>>>

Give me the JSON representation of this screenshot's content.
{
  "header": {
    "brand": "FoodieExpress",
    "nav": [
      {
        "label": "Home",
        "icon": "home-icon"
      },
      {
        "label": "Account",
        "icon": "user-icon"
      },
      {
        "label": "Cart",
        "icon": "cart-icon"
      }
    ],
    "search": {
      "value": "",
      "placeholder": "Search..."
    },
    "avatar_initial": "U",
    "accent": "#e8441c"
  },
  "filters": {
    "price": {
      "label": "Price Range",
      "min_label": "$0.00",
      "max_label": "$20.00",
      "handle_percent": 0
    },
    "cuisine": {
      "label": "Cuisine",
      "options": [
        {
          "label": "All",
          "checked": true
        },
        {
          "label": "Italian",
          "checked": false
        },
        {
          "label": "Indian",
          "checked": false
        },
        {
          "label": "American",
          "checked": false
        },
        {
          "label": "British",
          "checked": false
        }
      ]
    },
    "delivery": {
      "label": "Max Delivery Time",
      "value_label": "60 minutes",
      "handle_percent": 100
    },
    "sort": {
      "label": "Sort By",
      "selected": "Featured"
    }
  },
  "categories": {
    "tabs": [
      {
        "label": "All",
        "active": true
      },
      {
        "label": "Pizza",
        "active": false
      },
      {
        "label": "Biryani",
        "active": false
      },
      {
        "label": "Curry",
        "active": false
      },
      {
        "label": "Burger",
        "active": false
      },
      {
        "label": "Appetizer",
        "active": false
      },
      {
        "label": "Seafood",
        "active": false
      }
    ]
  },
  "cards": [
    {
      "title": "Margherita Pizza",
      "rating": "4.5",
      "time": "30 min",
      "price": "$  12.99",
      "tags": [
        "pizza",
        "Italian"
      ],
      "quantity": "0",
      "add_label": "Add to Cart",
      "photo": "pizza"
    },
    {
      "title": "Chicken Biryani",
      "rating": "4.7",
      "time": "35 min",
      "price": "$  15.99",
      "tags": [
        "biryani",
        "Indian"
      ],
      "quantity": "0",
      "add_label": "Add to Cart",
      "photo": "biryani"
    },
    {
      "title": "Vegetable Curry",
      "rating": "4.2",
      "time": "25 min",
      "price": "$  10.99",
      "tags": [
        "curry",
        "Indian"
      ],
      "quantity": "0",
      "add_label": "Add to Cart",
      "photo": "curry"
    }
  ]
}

<<<
>>>

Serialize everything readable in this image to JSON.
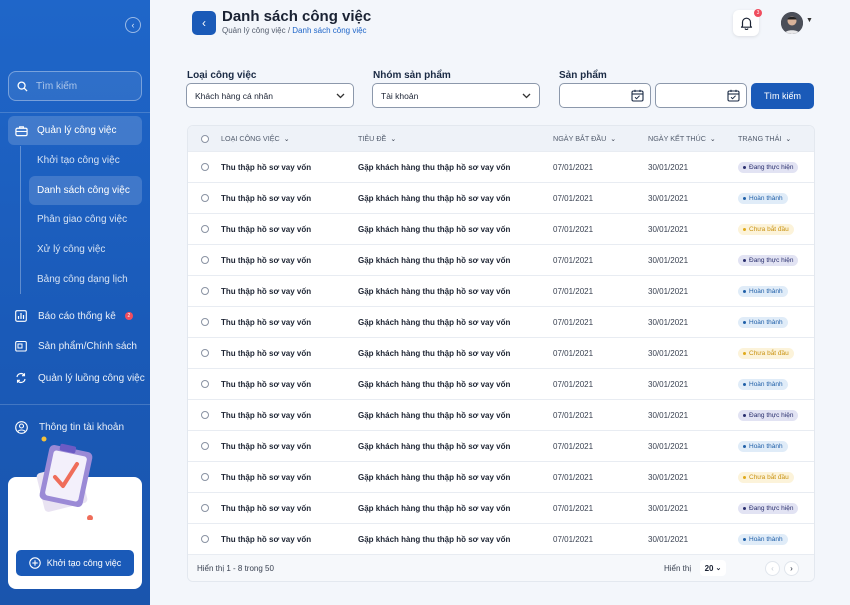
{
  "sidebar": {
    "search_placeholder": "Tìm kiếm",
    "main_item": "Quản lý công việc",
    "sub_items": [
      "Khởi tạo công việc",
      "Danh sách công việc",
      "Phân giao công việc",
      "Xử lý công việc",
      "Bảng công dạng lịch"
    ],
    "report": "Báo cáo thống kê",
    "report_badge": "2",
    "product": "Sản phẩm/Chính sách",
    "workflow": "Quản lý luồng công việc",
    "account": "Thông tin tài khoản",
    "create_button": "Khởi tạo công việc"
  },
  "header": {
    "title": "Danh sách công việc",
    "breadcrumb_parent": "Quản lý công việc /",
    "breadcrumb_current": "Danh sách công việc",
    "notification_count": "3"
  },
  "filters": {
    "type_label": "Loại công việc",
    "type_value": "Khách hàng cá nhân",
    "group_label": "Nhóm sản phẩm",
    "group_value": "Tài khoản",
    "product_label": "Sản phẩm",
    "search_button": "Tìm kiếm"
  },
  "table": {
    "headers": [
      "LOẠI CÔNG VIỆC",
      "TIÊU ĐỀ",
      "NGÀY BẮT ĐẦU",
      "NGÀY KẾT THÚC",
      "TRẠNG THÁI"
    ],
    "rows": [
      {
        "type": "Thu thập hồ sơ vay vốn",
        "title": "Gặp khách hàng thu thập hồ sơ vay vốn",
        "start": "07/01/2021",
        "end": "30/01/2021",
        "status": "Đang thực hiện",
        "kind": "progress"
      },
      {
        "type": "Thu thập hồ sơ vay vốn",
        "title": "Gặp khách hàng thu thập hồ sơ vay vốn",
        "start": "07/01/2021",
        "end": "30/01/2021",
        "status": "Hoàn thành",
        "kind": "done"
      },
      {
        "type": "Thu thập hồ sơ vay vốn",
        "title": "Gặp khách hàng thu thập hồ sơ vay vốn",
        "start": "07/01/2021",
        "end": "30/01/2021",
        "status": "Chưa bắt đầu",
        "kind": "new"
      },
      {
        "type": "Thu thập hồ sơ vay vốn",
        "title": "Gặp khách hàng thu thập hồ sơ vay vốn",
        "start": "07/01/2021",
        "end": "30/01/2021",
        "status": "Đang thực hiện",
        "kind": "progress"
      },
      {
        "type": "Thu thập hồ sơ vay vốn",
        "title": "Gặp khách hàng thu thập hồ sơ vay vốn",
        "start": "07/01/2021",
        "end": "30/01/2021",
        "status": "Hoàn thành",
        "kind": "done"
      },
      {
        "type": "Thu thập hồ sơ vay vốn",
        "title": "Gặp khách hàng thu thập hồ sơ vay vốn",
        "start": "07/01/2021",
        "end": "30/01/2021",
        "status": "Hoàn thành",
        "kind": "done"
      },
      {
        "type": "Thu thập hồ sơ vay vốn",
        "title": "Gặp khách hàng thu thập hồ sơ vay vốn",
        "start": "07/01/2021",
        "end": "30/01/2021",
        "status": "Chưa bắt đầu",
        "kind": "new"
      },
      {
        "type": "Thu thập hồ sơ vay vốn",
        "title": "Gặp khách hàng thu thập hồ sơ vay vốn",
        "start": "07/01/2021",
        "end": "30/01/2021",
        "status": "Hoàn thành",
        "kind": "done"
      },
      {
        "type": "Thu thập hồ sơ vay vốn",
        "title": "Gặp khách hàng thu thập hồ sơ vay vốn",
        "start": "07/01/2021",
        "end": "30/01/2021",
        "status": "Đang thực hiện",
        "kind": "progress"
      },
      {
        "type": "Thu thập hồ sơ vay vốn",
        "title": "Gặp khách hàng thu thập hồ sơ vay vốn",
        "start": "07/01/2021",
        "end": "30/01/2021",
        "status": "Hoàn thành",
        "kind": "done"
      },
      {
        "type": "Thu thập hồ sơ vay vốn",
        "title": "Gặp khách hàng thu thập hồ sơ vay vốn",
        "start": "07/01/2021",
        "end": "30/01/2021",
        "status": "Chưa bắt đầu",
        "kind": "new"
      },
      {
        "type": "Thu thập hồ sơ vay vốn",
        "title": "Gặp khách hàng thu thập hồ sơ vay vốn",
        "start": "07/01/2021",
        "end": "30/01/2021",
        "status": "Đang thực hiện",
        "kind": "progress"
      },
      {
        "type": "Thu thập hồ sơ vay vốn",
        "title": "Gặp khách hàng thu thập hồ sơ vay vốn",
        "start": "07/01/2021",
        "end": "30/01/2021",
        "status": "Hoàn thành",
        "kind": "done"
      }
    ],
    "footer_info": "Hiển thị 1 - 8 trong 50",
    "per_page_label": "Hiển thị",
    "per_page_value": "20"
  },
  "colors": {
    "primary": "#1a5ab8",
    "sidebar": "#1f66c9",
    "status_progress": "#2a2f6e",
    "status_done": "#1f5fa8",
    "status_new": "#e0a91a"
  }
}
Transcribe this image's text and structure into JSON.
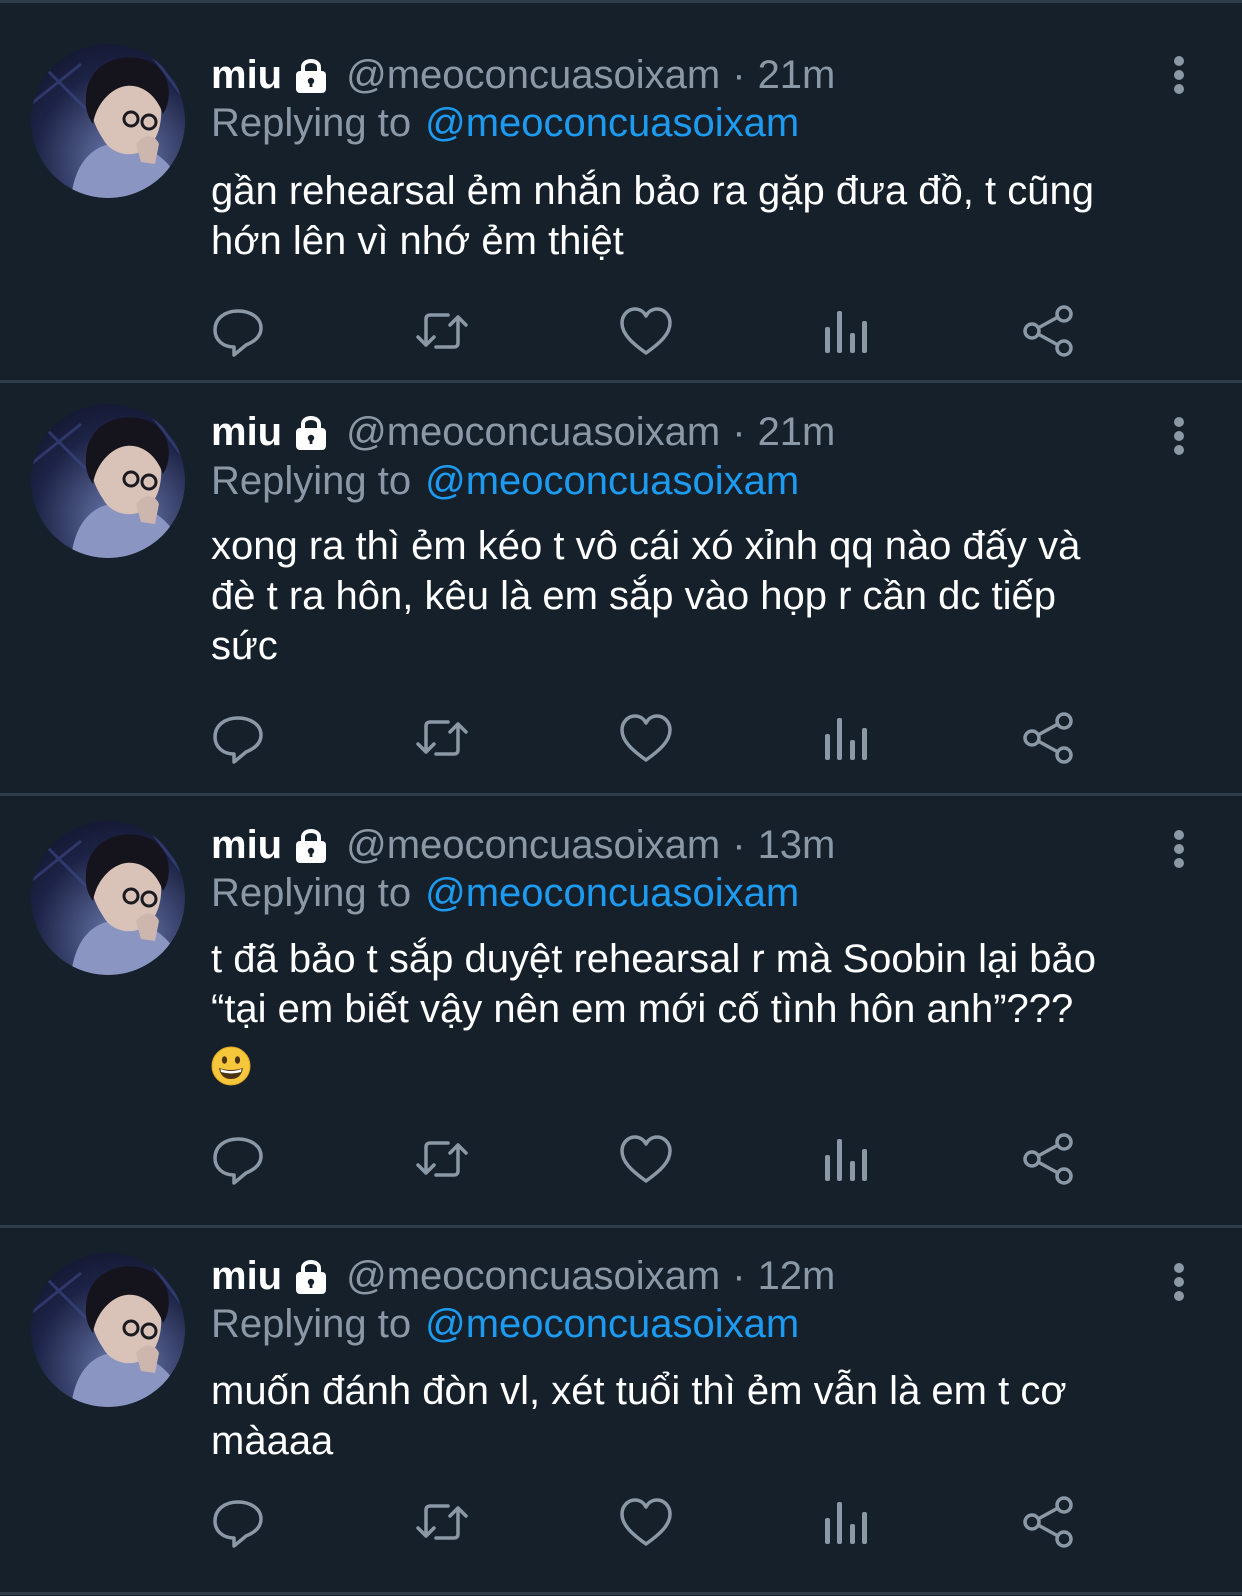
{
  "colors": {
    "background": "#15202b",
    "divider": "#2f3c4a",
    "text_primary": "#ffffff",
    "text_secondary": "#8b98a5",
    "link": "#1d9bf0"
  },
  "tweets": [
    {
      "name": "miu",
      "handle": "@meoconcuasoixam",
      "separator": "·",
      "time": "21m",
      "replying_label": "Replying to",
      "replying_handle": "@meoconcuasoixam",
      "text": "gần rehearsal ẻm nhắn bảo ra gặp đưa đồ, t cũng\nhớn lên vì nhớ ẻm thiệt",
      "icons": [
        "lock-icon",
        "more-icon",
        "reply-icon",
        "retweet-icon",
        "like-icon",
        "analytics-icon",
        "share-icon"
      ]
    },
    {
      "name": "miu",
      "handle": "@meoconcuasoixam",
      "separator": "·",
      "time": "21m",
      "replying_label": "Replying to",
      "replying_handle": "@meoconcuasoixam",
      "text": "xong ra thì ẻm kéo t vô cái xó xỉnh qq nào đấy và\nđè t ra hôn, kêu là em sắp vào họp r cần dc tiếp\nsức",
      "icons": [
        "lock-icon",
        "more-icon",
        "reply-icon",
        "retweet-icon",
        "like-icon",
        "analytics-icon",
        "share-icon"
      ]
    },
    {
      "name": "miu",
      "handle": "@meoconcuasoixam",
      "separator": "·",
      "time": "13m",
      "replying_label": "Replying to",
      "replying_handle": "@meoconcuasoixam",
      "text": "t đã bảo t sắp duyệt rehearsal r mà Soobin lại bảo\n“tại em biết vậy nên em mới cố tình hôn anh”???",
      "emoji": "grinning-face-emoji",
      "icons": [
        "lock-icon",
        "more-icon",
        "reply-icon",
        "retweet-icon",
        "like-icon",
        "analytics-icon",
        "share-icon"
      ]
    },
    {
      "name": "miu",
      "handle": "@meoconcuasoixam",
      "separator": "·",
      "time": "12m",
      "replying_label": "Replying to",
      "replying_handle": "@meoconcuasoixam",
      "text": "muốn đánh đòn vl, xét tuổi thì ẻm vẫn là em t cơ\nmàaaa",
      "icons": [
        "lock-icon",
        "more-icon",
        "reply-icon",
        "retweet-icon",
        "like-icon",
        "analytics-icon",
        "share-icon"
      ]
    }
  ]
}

<<<

**JOB:**
Work out how many lines in the records above contain the word "image", and reply with that number alone.

**ANSWER BELOW:**
2